| TASK STATEMENT |
Will you transcribe the entries that follow, exactly and in full?

| INPUT ROWS |
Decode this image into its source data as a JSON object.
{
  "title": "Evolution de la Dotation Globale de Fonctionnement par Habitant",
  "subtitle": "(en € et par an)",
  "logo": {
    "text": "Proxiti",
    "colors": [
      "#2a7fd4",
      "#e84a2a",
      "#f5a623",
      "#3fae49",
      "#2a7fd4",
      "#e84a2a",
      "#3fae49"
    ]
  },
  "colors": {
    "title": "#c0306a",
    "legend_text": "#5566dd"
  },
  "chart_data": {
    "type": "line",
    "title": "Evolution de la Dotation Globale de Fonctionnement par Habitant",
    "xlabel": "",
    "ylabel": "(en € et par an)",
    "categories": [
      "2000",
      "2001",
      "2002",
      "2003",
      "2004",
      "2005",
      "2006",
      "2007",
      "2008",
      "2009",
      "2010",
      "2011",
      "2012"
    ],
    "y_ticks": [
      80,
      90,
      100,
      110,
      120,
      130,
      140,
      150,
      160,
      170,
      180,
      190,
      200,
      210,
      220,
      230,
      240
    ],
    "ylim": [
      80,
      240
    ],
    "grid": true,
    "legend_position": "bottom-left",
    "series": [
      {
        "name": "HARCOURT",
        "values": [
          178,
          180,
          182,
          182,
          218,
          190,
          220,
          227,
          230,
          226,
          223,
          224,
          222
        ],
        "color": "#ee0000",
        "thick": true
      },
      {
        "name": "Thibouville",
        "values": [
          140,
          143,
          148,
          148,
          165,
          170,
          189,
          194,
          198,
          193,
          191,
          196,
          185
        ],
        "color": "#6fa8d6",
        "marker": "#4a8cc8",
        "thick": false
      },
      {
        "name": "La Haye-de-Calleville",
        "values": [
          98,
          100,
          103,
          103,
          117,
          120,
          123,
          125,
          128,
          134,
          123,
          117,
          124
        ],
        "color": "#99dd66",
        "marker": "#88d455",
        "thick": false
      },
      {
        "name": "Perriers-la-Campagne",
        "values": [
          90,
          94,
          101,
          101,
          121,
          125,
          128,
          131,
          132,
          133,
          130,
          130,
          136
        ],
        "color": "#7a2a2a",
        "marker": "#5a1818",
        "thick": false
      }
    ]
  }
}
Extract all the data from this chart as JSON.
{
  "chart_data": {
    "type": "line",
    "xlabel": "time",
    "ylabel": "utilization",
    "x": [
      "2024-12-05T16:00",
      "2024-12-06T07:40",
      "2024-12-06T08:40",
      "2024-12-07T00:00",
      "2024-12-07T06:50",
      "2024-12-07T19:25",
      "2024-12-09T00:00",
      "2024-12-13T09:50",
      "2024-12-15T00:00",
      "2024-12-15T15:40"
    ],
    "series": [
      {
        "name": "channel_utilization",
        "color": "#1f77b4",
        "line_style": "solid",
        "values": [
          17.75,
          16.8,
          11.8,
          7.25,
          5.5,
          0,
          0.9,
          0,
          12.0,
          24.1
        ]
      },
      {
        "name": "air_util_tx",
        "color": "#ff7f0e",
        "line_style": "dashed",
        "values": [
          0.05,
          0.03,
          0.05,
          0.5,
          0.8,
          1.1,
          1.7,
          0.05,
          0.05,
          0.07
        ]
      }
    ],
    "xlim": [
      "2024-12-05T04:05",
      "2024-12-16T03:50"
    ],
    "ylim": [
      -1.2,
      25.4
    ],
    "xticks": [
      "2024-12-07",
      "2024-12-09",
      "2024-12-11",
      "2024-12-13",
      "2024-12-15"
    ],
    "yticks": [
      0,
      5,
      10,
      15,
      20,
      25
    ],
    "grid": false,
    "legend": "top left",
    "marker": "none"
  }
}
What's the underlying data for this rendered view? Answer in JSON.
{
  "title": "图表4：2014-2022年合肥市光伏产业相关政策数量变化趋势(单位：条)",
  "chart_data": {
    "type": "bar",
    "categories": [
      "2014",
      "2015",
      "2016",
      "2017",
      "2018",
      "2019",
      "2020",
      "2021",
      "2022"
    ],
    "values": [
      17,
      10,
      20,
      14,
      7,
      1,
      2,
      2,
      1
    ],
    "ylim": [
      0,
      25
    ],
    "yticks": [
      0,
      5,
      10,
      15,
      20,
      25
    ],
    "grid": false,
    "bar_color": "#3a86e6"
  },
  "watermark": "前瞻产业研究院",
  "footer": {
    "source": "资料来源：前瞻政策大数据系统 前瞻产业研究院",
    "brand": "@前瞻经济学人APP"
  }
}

| FINISHED ANSWER |
Decode this image into its source data as a JSON object.
{
  "title": "Evolution de la Dotation Globale de Fonctionnement par Habitant",
  "subtitle": "(en € et par an)",
  "logo": {
    "text": "Proxiti",
    "colors": [
      "#2a7fd4",
      "#e84a2a",
      "#f5a623",
      "#3fae49",
      "#2a7fd4",
      "#e84a2a",
      "#3fae49"
    ]
  },
  "colors": {
    "title": "#c0306a",
    "legend_text": "#5566dd"
  },
  "chart_data": {
    "type": "line",
    "title": "Evolution de la Dotation Globale de Fonctionnement par Habitant",
    "xlabel": "",
    "ylabel": "(en € et par an)",
    "categories": [
      "2000",
      "2001",
      "2002",
      "2003",
      "2004",
      "2005",
      "2006",
      "2007",
      "2008",
      "2009",
      "2010",
      "2011",
      "2012"
    ],
    "y_ticks": [
      80,
      90,
      100,
      110,
      120,
      130,
      140,
      150,
      160,
      170,
      180,
      190,
      200,
      210,
      220,
      230,
      240
    ],
    "ylim": [
      80,
      240
    ],
    "grid": true,
    "legend_position": "bottom-left",
    "series": [
      {
        "name": "HARCOURT",
        "values": [
          178,
          180,
          182,
          182,
          218,
          190,
          220,
          227,
          230,
          226,
          223,
          224,
          222
        ],
        "color": "#ee0000",
        "thick": true
      },
      {
        "name": "Thibouville",
        "values": [
          140,
          143,
          148,
          148,
          165,
          170,
          189,
          194,
          198,
          193,
          191,
          196,
          185
        ],
        "color": "#6fa8d6",
        "marker": "#4a8cc8",
        "thick": false
      },
      {
        "name": "La Haye-de-Calleville",
        "values": [
          98,
          100,
          103,
          103,
          117,
          120,
          123,
          125,
          128,
          134,
          123,
          117,
          124
        ],
        "color": "#99dd66",
        "marker": "#88d455",
        "thick": false
      },
      {
        "name": "Perriers-la-Campagne",
        "values": [
          90,
          94,
          101,
          101,
          121,
          125,
          128,
          131,
          132,
          133,
          130,
          130,
          136
        ],
        "color": "#7a2a2a",
        "marker": "#5a1818",
        "thick": false
      }
    ]
  }
}
Extract all the data from this chart as JSON.
{
  "chart_data": {
    "type": "line",
    "xlabel": "time",
    "ylabel": "utilization",
    "x": [
      "2024-12-05T16:00",
      "2024-12-06T07:40",
      "2024-12-06T08:40",
      "2024-12-07T00:00",
      "2024-12-07T06:50",
      "2024-12-07T19:25",
      "2024-12-09T00:00",
      "2024-12-13T09:50",
      "2024-12-15T00:00",
      "2024-12-15T15:40"
    ],
    "series": [
      {
        "name": "channel_utilization",
        "color": "#1f77b4",
        "line_style": "solid",
        "values": [
          17.75,
          16.8,
          11.8,
          7.25,
          5.5,
          0,
          0.9,
          0,
          12.0,
          24.1
        ]
      },
      {
        "name": "air_util_tx",
        "color": "#ff7f0e",
        "line_style": "dashed",
        "values": [
          0.05,
          0.03,
          0.05,
          0.5,
          0.8,
          1.1,
          1.7,
          0.05,
          0.05,
          0.07
        ]
      }
    ],
    "xlim": [
      "2024-12-05T04:05",
      "2024-12-16T03:50"
    ],
    "ylim": [
      -1.2,
      25.4
    ],
    "xticks": [
      "2024-12-07",
      "2024-12-09",
      "2024-12-11",
      "2024-12-13",
      "2024-12-15"
    ],
    "yticks": [
      0,
      5,
      10,
      15,
      20,
      25
    ],
    "grid": false,
    "legend": "top left",
    "marker": "none"
  }
}
What's the underlying data for this rendered view? Answer in JSON.
{
  "title": "图表4：2014-2022年合肥市光伏产业相关政策数量变化趋势(单位：条)",
  "chart_data": {
    "type": "bar",
    "categories": [
      "2014",
      "2015",
      "2016",
      "2017",
      "2018",
      "2019",
      "2020",
      "2021",
      "2022"
    ],
    "values": [
      17,
      10,
      20,
      14,
      7,
      1,
      2,
      2,
      1
    ],
    "ylim": [
      0,
      25
    ],
    "yticks": [
      0,
      5,
      10,
      15,
      20,
      25
    ],
    "grid": false,
    "bar_color": "#3a86e6"
  },
  "watermark": "前瞻产业研究院",
  "footer": {
    "source": "资料来源：前瞻政策大数据系统 前瞻产业研究院",
    "brand": "@前瞻经济学人APP"
  }
}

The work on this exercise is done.